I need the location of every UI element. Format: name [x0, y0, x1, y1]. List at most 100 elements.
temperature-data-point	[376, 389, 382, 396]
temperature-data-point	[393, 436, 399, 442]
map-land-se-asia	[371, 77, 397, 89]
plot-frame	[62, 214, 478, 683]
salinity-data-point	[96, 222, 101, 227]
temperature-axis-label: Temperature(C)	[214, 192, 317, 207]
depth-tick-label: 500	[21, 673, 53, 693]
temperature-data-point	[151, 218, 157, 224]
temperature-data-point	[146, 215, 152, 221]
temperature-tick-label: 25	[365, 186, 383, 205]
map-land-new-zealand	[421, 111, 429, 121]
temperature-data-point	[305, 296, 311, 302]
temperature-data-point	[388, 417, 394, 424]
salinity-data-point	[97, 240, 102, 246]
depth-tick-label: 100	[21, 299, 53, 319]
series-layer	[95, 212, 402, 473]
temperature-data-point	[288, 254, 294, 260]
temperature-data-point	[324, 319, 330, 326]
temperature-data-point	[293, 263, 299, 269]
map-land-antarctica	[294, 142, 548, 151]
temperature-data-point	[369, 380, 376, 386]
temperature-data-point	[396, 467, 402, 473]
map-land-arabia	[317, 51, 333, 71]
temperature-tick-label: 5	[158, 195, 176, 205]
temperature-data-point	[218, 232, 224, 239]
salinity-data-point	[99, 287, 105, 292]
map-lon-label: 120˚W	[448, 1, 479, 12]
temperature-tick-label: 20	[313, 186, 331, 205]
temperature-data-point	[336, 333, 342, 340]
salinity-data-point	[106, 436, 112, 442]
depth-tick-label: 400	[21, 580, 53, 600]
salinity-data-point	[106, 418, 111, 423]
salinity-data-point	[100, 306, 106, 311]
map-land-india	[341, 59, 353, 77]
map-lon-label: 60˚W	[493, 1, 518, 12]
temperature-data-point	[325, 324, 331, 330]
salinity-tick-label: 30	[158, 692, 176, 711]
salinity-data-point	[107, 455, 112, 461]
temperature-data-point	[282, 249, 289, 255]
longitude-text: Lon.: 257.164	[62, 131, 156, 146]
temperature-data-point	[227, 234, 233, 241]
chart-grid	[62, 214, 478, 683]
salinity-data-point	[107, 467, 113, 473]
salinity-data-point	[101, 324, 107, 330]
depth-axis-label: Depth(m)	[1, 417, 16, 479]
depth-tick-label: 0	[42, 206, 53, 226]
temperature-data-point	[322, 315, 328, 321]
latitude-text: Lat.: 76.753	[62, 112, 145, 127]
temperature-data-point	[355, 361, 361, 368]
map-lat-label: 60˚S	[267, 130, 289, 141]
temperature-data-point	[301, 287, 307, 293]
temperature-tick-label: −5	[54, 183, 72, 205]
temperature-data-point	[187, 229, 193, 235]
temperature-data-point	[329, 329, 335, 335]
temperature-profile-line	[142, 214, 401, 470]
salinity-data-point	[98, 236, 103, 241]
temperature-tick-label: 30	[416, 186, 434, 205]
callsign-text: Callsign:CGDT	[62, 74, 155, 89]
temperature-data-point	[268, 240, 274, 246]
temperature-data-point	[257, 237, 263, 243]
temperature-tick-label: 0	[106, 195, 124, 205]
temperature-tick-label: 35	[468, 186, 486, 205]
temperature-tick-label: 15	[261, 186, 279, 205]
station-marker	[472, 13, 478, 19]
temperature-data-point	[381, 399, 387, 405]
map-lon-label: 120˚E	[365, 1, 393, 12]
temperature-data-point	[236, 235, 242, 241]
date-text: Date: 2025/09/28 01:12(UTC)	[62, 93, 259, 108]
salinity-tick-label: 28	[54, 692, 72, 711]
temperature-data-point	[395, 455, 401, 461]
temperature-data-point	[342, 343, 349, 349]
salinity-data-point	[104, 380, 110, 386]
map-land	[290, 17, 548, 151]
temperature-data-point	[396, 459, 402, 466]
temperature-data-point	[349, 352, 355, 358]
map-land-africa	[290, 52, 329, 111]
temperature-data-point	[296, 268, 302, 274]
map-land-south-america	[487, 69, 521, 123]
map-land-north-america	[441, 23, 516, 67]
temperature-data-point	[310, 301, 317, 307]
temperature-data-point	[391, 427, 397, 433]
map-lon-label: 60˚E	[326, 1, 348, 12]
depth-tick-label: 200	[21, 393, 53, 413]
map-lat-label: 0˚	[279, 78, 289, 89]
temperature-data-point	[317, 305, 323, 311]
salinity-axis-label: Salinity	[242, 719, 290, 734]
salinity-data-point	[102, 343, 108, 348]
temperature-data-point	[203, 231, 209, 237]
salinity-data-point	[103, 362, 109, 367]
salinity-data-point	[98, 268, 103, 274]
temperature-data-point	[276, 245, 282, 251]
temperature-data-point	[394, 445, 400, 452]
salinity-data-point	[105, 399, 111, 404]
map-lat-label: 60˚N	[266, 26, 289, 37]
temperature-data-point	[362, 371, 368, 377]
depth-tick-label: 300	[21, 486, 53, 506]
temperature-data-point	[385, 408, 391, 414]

.....

_What the exercise asks_:
Can you copy the material word for word, from its very first line down to and including the line that contains "206, 53, 226]"?

_Right answer_:
I need the location of every UI element. Format: name [x0, y0, x1, y1]. List at most 100 elements.
temperature-data-point	[376, 389, 382, 396]
temperature-data-point	[393, 436, 399, 442]
map-land-se-asia	[371, 77, 397, 89]
plot-frame	[62, 214, 478, 683]
salinity-data-point	[96, 222, 101, 227]
temperature-axis-label: Temperature(C)	[214, 192, 317, 207]
depth-tick-label: 500	[21, 673, 53, 693]
temperature-data-point	[151, 218, 157, 224]
temperature-data-point	[146, 215, 152, 221]
temperature-tick-label: 25	[365, 186, 383, 205]
map-land-new-zealand	[421, 111, 429, 121]
temperature-data-point	[305, 296, 311, 302]
temperature-data-point	[388, 417, 394, 424]
salinity-data-point	[97, 240, 102, 246]
depth-tick-label: 100	[21, 299, 53, 319]
series-layer	[95, 212, 402, 473]
temperature-data-point	[288, 254, 294, 260]
temperature-data-point	[324, 319, 330, 326]
temperature-data-point	[293, 263, 299, 269]
map-land-antarctica	[294, 142, 548, 151]
temperature-data-point	[369, 380, 376, 386]
temperature-data-point	[396, 467, 402, 473]
map-land-arabia	[317, 51, 333, 71]
temperature-tick-label: 5	[158, 195, 176, 205]
temperature-data-point	[218, 232, 224, 239]
salinity-data-point	[99, 287, 105, 292]
map-lon-label: 120˚W	[448, 1, 479, 12]
temperature-tick-label: 20	[313, 186, 331, 205]
temperature-data-point	[336, 333, 342, 340]
salinity-data-point	[106, 436, 112, 442]
depth-tick-label: 400	[21, 580, 53, 600]
salinity-data-point	[106, 418, 111, 423]
salinity-data-point	[100, 306, 106, 311]
map-land-india	[341, 59, 353, 77]
map-lon-label: 60˚W	[493, 1, 518, 12]
temperature-data-point	[325, 324, 331, 330]
salinity-tick-label: 30	[158, 692, 176, 711]
salinity-data-point	[107, 455, 112, 461]
temperature-data-point	[282, 249, 289, 255]
longitude-text: Lon.: 257.164	[62, 131, 156, 146]
temperature-data-point	[227, 234, 233, 241]
chart-grid	[62, 214, 478, 683]
salinity-data-point	[107, 467, 113, 473]
salinity-data-point	[101, 324, 107, 330]
depth-axis-label: Depth(m)	[1, 417, 16, 479]
depth-tick-label: 0	[42, 206, 53, 226]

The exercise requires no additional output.